— Start of Task input —

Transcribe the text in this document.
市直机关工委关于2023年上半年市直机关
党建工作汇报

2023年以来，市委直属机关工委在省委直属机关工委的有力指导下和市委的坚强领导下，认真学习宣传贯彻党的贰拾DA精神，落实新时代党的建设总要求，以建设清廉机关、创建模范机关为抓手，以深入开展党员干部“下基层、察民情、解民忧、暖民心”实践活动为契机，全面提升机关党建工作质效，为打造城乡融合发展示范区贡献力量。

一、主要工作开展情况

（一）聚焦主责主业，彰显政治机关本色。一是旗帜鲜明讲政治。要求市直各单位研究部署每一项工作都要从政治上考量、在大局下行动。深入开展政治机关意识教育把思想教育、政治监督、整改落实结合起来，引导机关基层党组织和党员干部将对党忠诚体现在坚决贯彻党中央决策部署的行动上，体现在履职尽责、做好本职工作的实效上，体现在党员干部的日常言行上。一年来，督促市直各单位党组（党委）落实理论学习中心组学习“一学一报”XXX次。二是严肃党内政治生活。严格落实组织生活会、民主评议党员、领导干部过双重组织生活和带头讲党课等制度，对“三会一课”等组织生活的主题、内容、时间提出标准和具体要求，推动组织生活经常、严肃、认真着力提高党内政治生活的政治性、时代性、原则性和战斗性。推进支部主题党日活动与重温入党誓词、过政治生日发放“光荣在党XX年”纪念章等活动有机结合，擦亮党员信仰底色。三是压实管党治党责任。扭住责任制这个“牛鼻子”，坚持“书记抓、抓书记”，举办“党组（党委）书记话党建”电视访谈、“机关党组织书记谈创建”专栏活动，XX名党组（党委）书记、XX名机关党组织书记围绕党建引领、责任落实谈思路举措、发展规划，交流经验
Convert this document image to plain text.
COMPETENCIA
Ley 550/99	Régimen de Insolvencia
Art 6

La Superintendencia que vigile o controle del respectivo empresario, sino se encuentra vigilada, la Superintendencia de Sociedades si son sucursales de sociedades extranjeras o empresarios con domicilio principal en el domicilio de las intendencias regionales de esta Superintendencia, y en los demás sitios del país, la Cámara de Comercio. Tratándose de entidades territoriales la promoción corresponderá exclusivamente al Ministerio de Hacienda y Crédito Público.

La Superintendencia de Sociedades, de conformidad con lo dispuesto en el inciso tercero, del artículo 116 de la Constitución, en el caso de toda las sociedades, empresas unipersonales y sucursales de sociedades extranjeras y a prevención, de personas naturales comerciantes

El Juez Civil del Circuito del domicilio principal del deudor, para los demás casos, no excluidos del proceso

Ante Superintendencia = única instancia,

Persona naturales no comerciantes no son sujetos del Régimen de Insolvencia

— End of Task input —

§ Exercise
Lines in the records that hold the word "comerciantes" are to be counted; give only the total.

§ Exercise answer
2